╭──

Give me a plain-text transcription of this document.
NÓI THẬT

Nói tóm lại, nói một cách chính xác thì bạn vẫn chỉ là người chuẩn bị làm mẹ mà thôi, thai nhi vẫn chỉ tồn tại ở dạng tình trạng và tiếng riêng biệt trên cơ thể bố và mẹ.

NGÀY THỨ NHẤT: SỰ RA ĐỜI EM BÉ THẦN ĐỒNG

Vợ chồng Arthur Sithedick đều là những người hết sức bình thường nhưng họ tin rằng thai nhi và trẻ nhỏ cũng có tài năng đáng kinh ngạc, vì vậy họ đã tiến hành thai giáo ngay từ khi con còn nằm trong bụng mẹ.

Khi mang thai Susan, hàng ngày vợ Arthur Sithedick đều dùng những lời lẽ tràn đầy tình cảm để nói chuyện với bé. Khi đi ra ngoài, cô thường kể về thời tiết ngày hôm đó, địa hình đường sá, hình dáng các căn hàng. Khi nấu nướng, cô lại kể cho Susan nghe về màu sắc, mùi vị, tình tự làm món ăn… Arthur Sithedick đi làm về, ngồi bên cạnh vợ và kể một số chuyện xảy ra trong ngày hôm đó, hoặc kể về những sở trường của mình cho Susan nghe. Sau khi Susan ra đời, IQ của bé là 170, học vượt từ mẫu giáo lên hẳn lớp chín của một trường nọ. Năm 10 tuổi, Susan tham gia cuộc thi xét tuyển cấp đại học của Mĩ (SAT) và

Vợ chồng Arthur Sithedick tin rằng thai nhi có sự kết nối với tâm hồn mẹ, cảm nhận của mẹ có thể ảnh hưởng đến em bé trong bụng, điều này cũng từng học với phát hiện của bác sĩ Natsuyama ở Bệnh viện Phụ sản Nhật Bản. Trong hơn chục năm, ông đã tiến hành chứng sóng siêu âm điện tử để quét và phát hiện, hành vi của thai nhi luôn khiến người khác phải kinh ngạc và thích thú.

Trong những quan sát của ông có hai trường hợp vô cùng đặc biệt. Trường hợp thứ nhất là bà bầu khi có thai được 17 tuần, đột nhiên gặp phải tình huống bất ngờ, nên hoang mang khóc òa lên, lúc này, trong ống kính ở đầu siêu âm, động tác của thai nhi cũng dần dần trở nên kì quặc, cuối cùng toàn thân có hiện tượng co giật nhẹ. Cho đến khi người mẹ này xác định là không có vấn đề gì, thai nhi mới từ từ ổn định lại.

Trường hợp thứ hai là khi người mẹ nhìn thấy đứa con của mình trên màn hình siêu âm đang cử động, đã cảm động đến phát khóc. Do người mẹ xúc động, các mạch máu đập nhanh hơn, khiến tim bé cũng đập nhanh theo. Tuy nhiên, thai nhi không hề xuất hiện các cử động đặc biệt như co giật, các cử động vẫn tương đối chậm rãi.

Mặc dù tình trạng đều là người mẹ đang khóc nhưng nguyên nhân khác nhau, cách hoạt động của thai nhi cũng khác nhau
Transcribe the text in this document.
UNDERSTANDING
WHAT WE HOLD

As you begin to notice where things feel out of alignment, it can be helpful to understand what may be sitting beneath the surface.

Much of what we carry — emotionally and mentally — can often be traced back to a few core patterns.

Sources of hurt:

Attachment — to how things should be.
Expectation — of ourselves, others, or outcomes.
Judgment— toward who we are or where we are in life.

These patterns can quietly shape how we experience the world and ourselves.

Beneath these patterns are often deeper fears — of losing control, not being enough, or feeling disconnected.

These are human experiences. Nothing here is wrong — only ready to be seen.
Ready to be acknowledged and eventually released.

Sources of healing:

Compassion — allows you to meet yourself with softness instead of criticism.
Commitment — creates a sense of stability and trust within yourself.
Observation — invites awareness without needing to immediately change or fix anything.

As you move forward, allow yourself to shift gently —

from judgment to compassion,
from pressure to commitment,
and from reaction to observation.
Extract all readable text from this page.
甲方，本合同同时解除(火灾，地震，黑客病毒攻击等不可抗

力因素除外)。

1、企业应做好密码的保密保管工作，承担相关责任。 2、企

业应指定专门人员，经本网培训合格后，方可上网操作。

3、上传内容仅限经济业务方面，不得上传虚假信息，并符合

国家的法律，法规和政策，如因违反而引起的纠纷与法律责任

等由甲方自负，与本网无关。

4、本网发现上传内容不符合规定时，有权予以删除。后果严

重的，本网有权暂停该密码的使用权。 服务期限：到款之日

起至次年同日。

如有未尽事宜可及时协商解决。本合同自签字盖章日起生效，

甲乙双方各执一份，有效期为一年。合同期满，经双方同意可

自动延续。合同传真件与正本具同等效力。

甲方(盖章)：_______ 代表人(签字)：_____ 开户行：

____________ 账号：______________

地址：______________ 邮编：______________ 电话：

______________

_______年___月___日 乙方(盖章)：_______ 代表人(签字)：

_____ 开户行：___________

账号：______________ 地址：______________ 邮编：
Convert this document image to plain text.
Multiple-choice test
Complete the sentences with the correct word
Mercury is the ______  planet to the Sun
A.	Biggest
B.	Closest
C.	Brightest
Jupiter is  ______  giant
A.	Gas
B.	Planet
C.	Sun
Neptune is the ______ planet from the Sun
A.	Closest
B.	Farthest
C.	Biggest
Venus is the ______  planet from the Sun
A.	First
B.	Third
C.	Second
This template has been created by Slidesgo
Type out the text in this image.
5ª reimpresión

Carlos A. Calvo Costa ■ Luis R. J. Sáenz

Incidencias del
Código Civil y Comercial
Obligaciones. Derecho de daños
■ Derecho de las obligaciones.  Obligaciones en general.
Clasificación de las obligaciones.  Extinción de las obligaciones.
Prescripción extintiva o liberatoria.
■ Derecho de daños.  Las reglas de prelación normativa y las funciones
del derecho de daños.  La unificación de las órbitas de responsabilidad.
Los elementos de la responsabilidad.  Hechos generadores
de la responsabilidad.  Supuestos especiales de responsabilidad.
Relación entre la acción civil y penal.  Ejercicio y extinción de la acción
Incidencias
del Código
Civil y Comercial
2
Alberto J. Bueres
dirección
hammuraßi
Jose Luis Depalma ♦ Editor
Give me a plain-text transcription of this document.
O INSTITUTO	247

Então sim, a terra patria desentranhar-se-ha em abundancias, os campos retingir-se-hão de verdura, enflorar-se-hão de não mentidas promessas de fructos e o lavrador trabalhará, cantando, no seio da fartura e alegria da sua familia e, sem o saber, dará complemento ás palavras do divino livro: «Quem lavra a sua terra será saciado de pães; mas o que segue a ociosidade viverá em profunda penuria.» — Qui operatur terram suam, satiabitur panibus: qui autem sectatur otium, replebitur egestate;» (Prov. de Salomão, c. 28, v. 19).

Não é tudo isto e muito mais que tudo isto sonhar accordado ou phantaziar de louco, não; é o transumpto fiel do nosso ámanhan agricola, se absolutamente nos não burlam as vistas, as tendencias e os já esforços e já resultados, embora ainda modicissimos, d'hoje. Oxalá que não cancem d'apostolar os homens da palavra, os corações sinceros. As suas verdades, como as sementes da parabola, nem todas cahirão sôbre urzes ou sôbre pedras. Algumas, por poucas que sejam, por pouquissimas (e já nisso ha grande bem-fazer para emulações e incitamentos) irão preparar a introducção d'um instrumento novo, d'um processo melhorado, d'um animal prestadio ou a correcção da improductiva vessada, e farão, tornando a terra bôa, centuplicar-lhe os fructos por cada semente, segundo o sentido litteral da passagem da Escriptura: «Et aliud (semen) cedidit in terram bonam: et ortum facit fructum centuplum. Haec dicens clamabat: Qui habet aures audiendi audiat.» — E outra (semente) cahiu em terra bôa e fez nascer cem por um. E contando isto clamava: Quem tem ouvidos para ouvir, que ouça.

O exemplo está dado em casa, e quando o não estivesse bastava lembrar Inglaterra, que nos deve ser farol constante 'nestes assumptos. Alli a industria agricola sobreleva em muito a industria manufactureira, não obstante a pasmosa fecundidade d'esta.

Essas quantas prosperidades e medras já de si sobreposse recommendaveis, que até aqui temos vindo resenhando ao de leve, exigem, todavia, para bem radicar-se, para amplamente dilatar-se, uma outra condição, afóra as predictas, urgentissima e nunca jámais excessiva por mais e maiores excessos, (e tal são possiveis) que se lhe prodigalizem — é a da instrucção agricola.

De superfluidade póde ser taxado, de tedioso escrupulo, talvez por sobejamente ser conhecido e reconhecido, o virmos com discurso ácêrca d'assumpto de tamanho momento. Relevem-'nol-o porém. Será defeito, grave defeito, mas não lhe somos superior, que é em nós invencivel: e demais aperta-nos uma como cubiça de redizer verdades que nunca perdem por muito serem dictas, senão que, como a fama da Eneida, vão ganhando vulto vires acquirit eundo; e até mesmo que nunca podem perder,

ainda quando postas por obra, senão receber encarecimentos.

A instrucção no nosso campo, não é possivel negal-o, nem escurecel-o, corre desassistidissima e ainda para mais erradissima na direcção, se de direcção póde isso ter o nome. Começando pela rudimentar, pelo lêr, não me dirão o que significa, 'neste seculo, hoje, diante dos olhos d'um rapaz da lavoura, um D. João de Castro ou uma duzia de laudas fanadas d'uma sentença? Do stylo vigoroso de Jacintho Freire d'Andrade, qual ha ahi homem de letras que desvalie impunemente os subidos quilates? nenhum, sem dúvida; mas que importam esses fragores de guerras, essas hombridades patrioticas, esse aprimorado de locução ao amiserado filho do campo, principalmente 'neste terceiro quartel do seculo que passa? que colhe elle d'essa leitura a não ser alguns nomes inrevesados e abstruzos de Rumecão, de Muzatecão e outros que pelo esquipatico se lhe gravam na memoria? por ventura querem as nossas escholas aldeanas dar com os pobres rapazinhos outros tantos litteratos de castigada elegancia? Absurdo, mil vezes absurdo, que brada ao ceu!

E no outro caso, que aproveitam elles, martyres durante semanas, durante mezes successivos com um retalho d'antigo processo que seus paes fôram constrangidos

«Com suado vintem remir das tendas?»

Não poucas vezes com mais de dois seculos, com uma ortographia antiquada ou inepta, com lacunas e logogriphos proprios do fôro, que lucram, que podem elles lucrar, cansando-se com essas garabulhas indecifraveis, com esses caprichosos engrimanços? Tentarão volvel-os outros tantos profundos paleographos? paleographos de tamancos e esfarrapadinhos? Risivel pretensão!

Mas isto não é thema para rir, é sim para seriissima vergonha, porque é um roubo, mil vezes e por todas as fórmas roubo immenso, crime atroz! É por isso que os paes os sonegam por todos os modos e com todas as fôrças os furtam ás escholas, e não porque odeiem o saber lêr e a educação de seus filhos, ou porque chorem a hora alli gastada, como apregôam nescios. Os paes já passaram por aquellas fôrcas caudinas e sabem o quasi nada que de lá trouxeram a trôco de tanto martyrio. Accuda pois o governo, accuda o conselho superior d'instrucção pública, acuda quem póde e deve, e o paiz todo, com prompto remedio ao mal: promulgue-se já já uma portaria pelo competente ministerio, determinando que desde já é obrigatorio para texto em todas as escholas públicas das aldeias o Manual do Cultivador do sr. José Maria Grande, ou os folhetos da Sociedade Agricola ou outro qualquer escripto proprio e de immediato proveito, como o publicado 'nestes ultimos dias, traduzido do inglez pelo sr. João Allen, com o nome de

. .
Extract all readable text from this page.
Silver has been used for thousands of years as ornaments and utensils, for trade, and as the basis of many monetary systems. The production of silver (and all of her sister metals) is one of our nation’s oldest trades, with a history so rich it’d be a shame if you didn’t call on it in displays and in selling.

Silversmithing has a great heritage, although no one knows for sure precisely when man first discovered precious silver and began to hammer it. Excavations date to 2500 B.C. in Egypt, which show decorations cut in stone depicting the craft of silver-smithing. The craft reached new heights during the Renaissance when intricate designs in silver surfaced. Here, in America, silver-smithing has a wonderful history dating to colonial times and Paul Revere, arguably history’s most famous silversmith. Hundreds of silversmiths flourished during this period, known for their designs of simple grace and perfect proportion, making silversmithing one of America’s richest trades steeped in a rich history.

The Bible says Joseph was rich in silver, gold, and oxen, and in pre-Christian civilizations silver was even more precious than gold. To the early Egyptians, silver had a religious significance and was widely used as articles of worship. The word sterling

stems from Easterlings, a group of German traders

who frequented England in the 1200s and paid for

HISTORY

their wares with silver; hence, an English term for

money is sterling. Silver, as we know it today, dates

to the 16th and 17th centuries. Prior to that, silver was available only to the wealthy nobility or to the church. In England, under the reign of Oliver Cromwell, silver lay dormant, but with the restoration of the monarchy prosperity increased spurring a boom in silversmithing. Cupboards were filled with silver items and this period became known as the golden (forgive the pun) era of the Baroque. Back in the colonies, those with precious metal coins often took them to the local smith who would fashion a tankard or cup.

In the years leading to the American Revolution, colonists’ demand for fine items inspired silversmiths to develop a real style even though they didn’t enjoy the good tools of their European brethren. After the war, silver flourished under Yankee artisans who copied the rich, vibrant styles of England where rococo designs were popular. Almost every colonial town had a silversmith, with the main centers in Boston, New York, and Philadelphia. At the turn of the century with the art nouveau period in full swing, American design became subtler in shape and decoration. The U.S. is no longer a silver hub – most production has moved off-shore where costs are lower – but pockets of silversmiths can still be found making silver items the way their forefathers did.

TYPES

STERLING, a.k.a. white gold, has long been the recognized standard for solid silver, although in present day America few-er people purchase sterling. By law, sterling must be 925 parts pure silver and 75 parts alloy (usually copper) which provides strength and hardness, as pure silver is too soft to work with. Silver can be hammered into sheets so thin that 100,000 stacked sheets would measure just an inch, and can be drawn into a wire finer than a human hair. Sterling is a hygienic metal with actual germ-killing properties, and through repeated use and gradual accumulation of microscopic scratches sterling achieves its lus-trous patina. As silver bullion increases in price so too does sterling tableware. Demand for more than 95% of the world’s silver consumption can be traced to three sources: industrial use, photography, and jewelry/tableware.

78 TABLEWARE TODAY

╰──

# [TASK INSTRUCTIONS]
Every line that holds the string "word" should be returned.

# [EXERCISE ANSWER]
Complete the sentences with the correct word
The Bible says Joseph was rich in silver, gold, and oxen, and in pre-Christian civilizations silver was even more precious than gold. To the early Egyptians, silver had a religious significance and was widely used as articles of worship. The word sterling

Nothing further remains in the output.